((

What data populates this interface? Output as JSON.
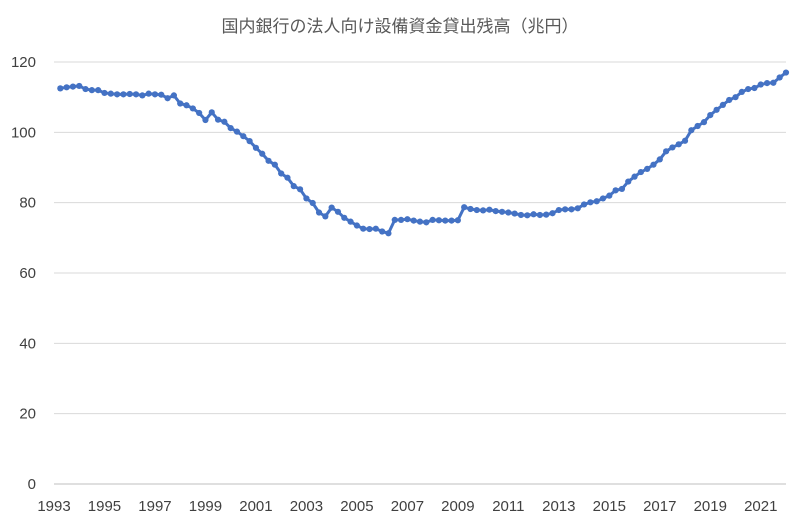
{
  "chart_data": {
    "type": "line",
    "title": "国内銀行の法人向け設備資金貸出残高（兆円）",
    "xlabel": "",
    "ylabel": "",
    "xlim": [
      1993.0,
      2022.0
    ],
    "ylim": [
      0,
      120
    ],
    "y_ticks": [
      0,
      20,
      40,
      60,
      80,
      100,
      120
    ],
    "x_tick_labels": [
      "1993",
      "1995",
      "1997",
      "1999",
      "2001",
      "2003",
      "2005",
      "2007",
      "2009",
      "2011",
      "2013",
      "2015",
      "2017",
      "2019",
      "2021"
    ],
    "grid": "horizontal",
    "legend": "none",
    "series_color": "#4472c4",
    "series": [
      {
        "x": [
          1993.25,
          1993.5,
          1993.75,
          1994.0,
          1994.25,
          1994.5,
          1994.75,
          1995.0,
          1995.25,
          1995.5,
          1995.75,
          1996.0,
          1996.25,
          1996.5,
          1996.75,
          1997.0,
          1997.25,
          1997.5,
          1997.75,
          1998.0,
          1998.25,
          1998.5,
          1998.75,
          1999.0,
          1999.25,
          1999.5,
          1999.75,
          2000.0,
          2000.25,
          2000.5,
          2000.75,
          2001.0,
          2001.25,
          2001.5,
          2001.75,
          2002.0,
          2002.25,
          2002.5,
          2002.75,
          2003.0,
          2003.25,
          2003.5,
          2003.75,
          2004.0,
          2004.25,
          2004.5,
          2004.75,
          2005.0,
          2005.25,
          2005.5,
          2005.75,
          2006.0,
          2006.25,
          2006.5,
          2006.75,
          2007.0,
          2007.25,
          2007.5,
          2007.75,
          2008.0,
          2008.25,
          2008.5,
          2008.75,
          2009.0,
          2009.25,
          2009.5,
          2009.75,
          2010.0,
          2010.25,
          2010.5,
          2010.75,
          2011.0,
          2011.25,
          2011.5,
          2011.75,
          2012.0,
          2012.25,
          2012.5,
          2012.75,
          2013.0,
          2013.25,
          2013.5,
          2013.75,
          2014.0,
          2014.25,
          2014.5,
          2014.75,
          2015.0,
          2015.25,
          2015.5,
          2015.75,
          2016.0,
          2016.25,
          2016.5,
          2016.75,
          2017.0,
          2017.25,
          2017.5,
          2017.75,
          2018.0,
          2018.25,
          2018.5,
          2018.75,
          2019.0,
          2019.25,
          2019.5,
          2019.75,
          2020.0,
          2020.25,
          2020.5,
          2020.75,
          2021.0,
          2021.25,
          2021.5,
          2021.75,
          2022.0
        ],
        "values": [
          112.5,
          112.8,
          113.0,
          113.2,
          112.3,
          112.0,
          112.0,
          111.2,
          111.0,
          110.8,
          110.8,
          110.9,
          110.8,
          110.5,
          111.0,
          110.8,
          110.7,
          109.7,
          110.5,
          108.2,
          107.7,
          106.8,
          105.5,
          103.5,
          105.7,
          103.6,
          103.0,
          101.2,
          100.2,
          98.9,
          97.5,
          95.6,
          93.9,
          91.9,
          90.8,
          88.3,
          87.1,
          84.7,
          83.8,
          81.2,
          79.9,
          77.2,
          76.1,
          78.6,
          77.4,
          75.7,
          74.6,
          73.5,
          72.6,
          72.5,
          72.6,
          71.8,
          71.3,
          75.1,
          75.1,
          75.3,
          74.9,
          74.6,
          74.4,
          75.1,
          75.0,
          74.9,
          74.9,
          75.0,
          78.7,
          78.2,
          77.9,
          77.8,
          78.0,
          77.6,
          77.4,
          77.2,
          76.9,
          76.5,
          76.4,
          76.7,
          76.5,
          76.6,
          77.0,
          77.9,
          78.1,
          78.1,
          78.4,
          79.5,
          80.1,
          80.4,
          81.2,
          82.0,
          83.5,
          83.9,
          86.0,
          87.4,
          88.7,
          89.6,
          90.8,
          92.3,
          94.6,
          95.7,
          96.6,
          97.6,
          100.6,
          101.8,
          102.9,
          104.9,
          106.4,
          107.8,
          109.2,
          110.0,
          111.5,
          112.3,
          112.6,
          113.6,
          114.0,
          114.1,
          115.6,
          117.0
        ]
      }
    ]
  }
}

))

### [Work instructions]
All records must be output exactly as they are, except for the pictures, which are left out.

### [Output for this task]
What data populates this interface? Output as JSON.
{
  "chart_data": {
    "type": "line",
    "title": "国内銀行の法人向け設備資金貸出残高（兆円）",
    "xlabel": "",
    "ylabel": "",
    "xlim": [
      1993.0,
      2022.0
    ],
    "ylim": [
      0,
      120
    ],
    "y_ticks": [
      0,
      20,
      40,
      60,
      80,
      100,
      120
    ],
    "x_tick_labels": [
      "1993",
      "1995",
      "1997",
      "1999",
      "2001",
      "2003",
      "2005",
      "2007",
      "2009",
      "2011",
      "2013",
      "2015",
      "2017",
      "2019",
      "2021"
    ],
    "grid": "horizontal",
    "legend": "none",
    "series_color": "#4472c4",
    "series": [
      {
        "x": [
          1993.25,
          1993.5,
          1993.75,
          1994.0,
          1994.25,
          1994.5,
          1994.75,
          1995.0,
          1995.25,
          1995.5,
          1995.75,
          1996.0,
          1996.25,
          1996.5,
          1996.75,
          1997.0,
          1997.25,
          1997.5,
          1997.75,
          1998.0,
          1998.25,
          1998.5,
          1998.75,
          1999.0,
          1999.25,
          1999.5,
          1999.75,
          2000.0,
          2000.25,
          2000.5,
          2000.75,
          2001.0,
          2001.25,
          2001.5,
          2001.75,
          2002.0,
          2002.25,
          2002.5,
          2002.75,
          2003.0,
          2003.25,
          2003.5,
          2003.75,
          2004.0,
          2004.25,
          2004.5,
          2004.75,
          2005.0,
          2005.25,
          2005.5,
          2005.75,
          2006.0,
          2006.25,
          2006.5,
          2006.75,
          2007.0,
          2007.25,
          2007.5,
          2007.75,
          2008.0,
          2008.25,
          2008.5,
          2008.75,
          2009.0,
          2009.25,
          2009.5,
          2009.75,
          2010.0,
          2010.25,
          2010.5,
          2010.75,
          2011.0,
          2011.25,
          2011.5,
          2011.75,
          2012.0,
          2012.25,
          2012.5,
          2012.75,
          2013.0,
          2013.25,
          2013.5,
          2013.75,
          2014.0,
          2014.25,
          2014.5,
          2014.75,
          2015.0,
          2015.25,
          2015.5,
          2015.75,
          2016.0,
          2016.25,
          2016.5,
          2016.75,
          2017.0,
          2017.25,
          2017.5,
          2017.75,
          2018.0,
          2018.25,
          2018.5,
          2018.75,
          2019.0,
          2019.25,
          2019.5,
          2019.75,
          2020.0,
          2020.25,
          2020.5,
          2020.75,
          2021.0,
          2021.25,
          2021.5,
          2021.75,
          2022.0
        ],
        "values": [
          112.5,
          112.8,
          113.0,
          113.2,
          112.3,
          112.0,
          112.0,
          111.2,
          111.0,
          110.8,
          110.8,
          110.9,
          110.8,
          110.5,
          111.0,
          110.8,
          110.7,
          109.7,
          110.5,
          108.2,
          107.7,
          106.8,
          105.5,
          103.5,
          105.7,
          103.6,
          103.0,
          101.2,
          100.2,
          98.9,
          97.5,
          95.6,
          93.9,
          91.9,
          90.8,
          88.3,
          87.1,
          84.7,
          83.8,
          81.2,
          79.9,
          77.2,
          76.1,
          78.6,
          77.4,
          75.7,
          74.6,
          73.5,
          72.6,
          72.5,
          72.6,
          71.8,
          71.3,
          75.1,
          75.1,
          75.3,
          74.9,
          74.6,
          74.4,
          75.1,
          75.0,
          74.9,
          74.9,
          75.0,
          78.7,
          78.2,
          77.9,
          77.8,
          78.0,
          77.6,
          77.4,
          77.2,
          76.9,
          76.5,
          76.4,
          76.7,
          76.5,
          76.6,
          77.0,
          77.9,
          78.1,
          78.1,
          78.4,
          79.5,
          80.1,
          80.4,
          81.2,
          82.0,
          83.5,
          83.9,
          86.0,
          87.4,
          88.7,
          89.6,
          90.8,
          92.3,
          94.6,
          95.7,
          96.6,
          97.6,
          100.6,
          101.8,
          102.9,
          104.9,
          106.4,
          107.8,
          109.2,
          110.0,
          111.5,
          112.3,
          112.6,
          113.6,
          114.0,
          114.1,
          115.6,
          117.0
        ]
      }
    ]
  }
}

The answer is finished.